## BEGIN

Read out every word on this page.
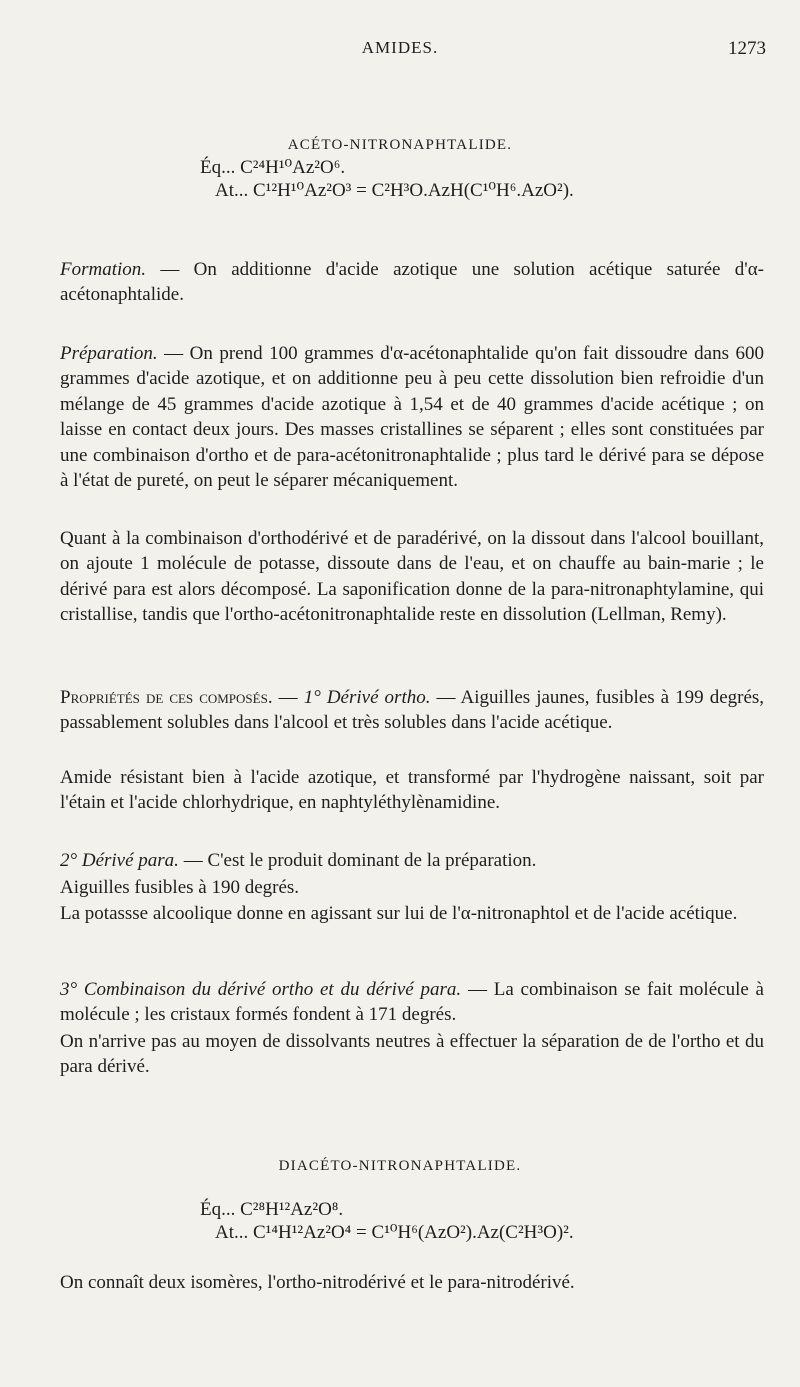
AMIDES.	1273
ACÉTO-NITRONAPHTALIDE.
Éq... C²⁴H¹⁰Az²O⁶.
At... C¹²H¹⁰Az²O³ = C²H³O.AzH(C¹⁰H⁶.AzO²).
Formation. — On additionne d'acide azotique une solution acétique saturée d'α-acétonaphtalide.
Préparation. — On prend 100 grammes d'α-acétonaphtalide qu'on fait dissoudre dans 600 grammes d'acide azotique, et on additionne peu à peu cette dissolution bien refroidie d'un mélange de 45 grammes d'acide azotique à 1,54 et de 40 grammes d'acide acétique ; on laisse en contact deux jours. Des masses cristallines se séparent ; elles sont constituées par une combinaison d'ortho et de para-acétonitronaphtalide ; plus tard le dérivé para se dépose à l'état de pureté, on peut le séparer mécaniquement.
Quant à la combinaison d'orthodérivé et de paradérivé, on la dissout dans l'alcool bouillant, on ajoute 1 molécule de potasse, dissoute dans de l'eau, et on chauffe au bain-marie ; le dérivé para est alors décomposé. La saponification donne de la para-nitronaphtylamine, qui cristallise, tandis que l'ortho-acétonitronaphtalide reste en dissolution (Lellman, Remy).
Propriétés de ces composés. — 1° Dérivé ortho. — Aiguilles jaunes, fusibles à 199 degrés, passablement solubles dans l'alcool et très solubles dans l'acide acétique.
Amide résistant bien à l'acide azotique, et transformé par l'hydrogène naissant, soit par l'étain et l'acide chlorhydrique, en naphtyléthylènamidine.
2° Dérivé para. — C'est le produit dominant de la préparation.
Aiguilles fusibles à 190 degrés.
La potassse alcoolique donne en agissant sur lui de l'α-nitronaphtol et de l'acide acétique.
3° Combinaison du dérivé ortho et du dérivé para. — La combinaison se fait molécule à molécule ; les cristaux formés fondent à 171 degrés.
On n'arrive pas au moyen de dissolvants neutres à effectuer la séparation de de l'ortho et du para dérivé.
DIACÉTO-NITRONAPHTALIDE.
Éq... C²⁸H¹²Az²O⁸.
At... C¹⁴H¹²Az²O⁴ = C¹⁰H⁶(AzO²).Az(C²H³O)².
On connaît deux isomères, l'ortho-nitrodérivé et le para-nitrodérivé.
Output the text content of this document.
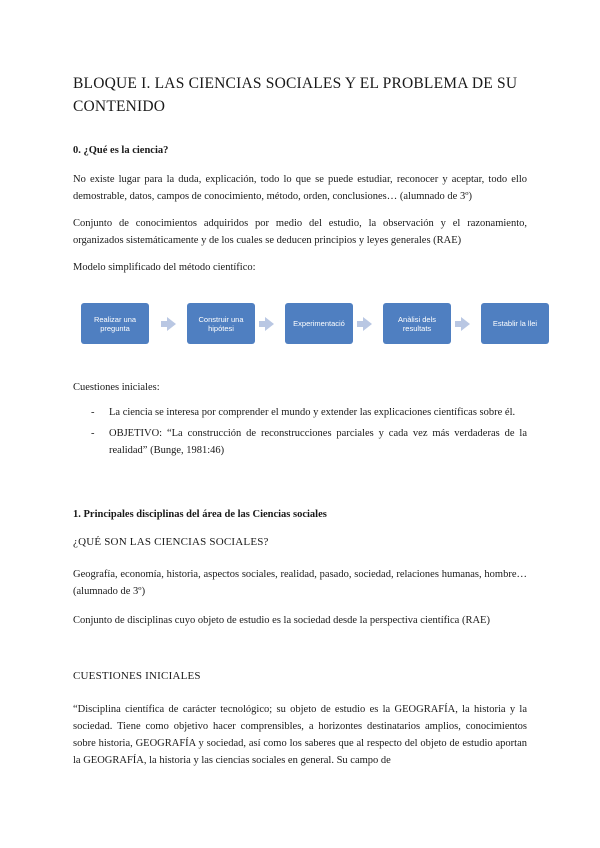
BLOQUE I. LAS CIENCIAS SOCIALES Y EL PROBLEMA DE SU CONTENIDO

0. ¿Qué es la ciencia?

No existe lugar para la duda, explicación, todo lo que se puede estudiar, reconocer y aceptar, todo ello demostrable, datos, campos de conocimiento, método, orden, conclusiones… (alumnado de 3º)

Conjunto de conocimientos adquiridos por medio del estudio, la observación y el razonamiento, organizados sistemáticamente y de los cuales se deducen principios y leyes generales (RAE)

Modelo simplificado del método científico:

Realizar una pregunta
Construir una hipótesi	Experimentació	Anàlisi dels resultats	Establir la llei

Cuestiones iniciales:

- La ciencia se interesa por comprender el mundo y extender las explicaciones científicas sobre él.
- OBJETIVO: “La construcción de reconstrucciones parciales y cada vez más verdaderas de la realidad” (Bunge, 1981:46)

1. Principales disciplinas del área de las Ciencias sociales

¿QUÉ SON LAS CIENCIAS SOCIALES?

Geografía, economía, historia, aspectos sociales, realidad, pasado, sociedad, relaciones humanas, hombre… (alumnado de 3º)

Conjunto de disciplinas cuyo objeto de estudio es la sociedad desde la perspectiva científica (RAE)

CUESTIONES INICIALES

“Disciplina científica de carácter tecnológico; su objeto de estudio es la GEOGRAFÍA, la historia y la sociedad. Tiene como objetivo hacer comprensibles, a horizontes destinatarios amplios, conocimientos sobre historia, GEOGRAFÍA y sociedad, así como los saberes que al respecto del objeto de estudio aportan la GEOGRAFÍA, la historia y las ciencias sociales en general. Su campo de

## END

== Aim of the exercise ==
All records must be output exactly as they are, except for the pictures, which are left out.

== Answer in full ==
Read out every word on this page.
AMIDES.	1273
ACÉTO-NITRONAPHTALIDE.
Éq... C²⁴H¹⁰Az²O⁶.
At... C¹²H¹⁰Az²O³ = C²H³O.AzH(C¹⁰H⁶.AzO²).
Formation. — On additionne d'acide azotique une solution acétique saturée d'α-acétonaphtalide.
Préparation. — On prend 100 grammes d'α-acétonaphtalide qu'on fait dissoudre dans 600 grammes d'acide azotique, et on additionne peu à peu cette dissolution bien refroidie d'un mélange de 45 grammes d'acide azotique à 1,54 et de 40 grammes d'acide acétique ; on laisse en contact deux jours. Des masses cristallines se séparent ; elles sont constituées par une combinaison d'ortho et de para-acétonitronaphtalide ; plus tard le dérivé para se dépose à l'état de pureté, on peut le séparer mécaniquement.
Quant à la combinaison d'orthodérivé et de paradérivé, on la dissout dans l'alcool bouillant, on ajoute 1 molécule de potasse, dissoute dans de l'eau, et on chauffe au bain-marie ; le dérivé para est alors décomposé. La saponification donne de la para-nitronaphtylamine, qui cristallise, tandis que l'ortho-acétonitronaphtalide reste en dissolution (Lellman, Remy).
Propriétés de ces composés. — 1° Dérivé ortho. — Aiguilles jaunes, fusibles à 199 degrés, passablement solubles dans l'alcool et très solubles dans l'acide acétique.
Amide résistant bien à l'acide azotique, et transformé par l'hydrogène naissant, soit par l'étain et l'acide chlorhydrique, en naphtyléthylènamidine.
2° Dérivé para. — C'est le produit dominant de la préparation.
Aiguilles fusibles à 190 degrés.
La potassse alcoolique donne en agissant sur lui de l'α-nitronaphtol et de l'acide acétique.
3° Combinaison du dérivé ortho et du dérivé para. — La combinaison se fait molécule à molécule ; les cristaux formés fondent à 171 degrés.
On n'arrive pas au moyen de dissolvants neutres à effectuer la séparation de de l'ortho et du para dérivé.
DIACÉTO-NITRONAPHTALIDE.
Éq... C²⁸H¹²Az²O⁸.
At... C¹⁴H¹²Az²O⁴ = C¹⁰H⁶(AzO²).Az(C²H³O)².
On connaît deux isomères, l'ortho-nitrodérivé et le para-nitrodérivé.
Output the text content of this document.
BLOQUE I. LAS CIENCIAS SOCIALES Y EL PROBLEMA DE SU CONTENIDO

0. ¿Qué es la ciencia?

No existe lugar para la duda, explicación, todo lo que se puede estudiar, reconocer y aceptar, todo ello demostrable, datos, campos de conocimiento, método, orden, conclusiones… (alumnado de 3º)

Conjunto de conocimientos adquiridos por medio del estudio, la observación y el razonamiento, organizados sistemáticamente y de los cuales se deducen principios y leyes generales (RAE)

Modelo simplificado del método científico:

Realizar una pregunta
Construir una hipótesi	Experimentació	Anàlisi dels resultats	Establir la llei

Cuestiones iniciales:

- La ciencia se interesa por comprender el mundo y extender las explicaciones científicas sobre él.
- OBJETIVO: “La construcción de reconstrucciones parciales y cada vez más verdaderas de la realidad” (Bunge, 1981:46)

1. Principales disciplinas del área de las Ciencias sociales

¿QUÉ SON LAS CIENCIAS SOCIALES?

Geografía, economía, historia, aspectos sociales, realidad, pasado, sociedad, relaciones humanas, hombre… (alumnado de 3º)

Conjunto de disciplinas cuyo objeto de estudio es la sociedad desde la perspectiva científica (RAE)

CUESTIONES INICIALES

“Disciplina científica de carácter tecnológico; su objeto de estudio es la GEOGRAFÍA, la historia y la sociedad. Tiene como objetivo hacer comprensibles, a horizontes destinatarios amplios, conocimientos sobre historia, GEOGRAFÍA y sociedad, así como los saberes que al respecto del objeto de estudio aportan la GEOGRAFÍA, la historia y las ciencias sociales en general. Su campo de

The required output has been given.